┌──

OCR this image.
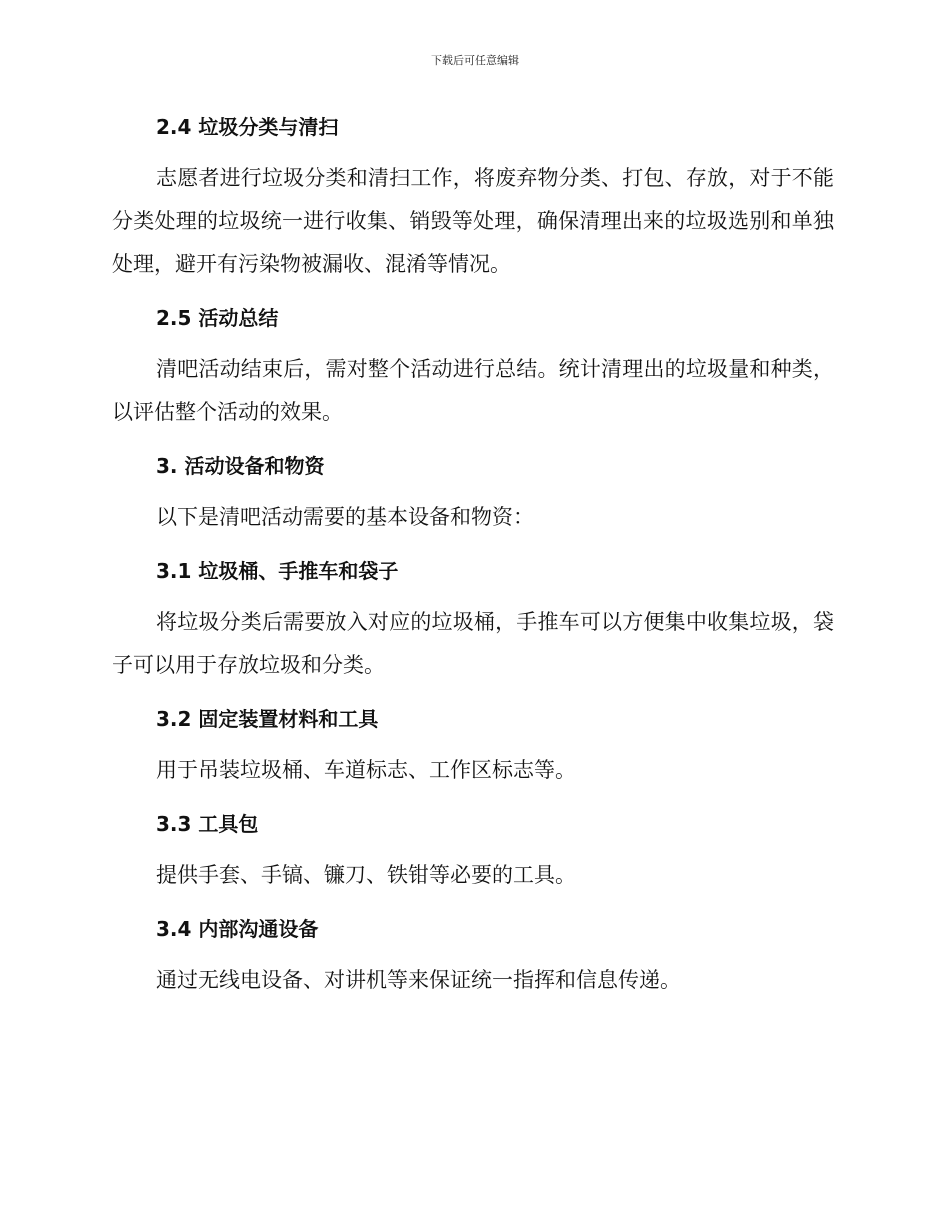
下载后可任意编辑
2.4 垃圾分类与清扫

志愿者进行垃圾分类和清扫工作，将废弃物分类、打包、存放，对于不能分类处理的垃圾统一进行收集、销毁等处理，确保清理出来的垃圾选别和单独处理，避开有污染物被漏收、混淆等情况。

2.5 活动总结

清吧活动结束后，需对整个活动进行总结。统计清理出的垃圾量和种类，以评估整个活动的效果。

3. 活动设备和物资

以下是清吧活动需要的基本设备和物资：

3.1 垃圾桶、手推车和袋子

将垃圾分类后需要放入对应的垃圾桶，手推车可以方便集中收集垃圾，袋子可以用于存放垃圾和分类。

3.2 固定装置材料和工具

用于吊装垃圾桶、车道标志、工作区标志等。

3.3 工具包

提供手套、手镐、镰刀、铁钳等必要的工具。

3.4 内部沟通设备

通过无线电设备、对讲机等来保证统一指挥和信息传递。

└──

Given problem:
Transcribe each line above verbatim, with the pictures left out.

Answer to this problem:
OCR this image.
下载后可任意编辑
2.4 垃圾分类与清扫

志愿者进行垃圾分类和清扫工作，将废弃物分类、打包、存放，对于不能分类处理的垃圾统一进行收集、销毁等处理，确保清理出来的垃圾选别和单独处理，避开有污染物被漏收、混淆等情况。

2.5 活动总结

清吧活动结束后，需对整个活动进行总结。统计清理出的垃圾量和种类，以评估整个活动的效果。

3. 活动设备和物资

以下是清吧活动需要的基本设备和物资：

3.1 垃圾桶、手推车和袋子

将垃圾分类后需要放入对应的垃圾桶，手推车可以方便集中收集垃圾，袋子可以用于存放垃圾和分类。

3.2 固定装置材料和工具

用于吊装垃圾桶、车道标志、工作区标志等。

3.3 工具包

提供手套、手镐、镰刀、铁钳等必要的工具。

3.4 内部沟通设备

通过无线电设备、对讲机等来保证统一指挥和信息传递。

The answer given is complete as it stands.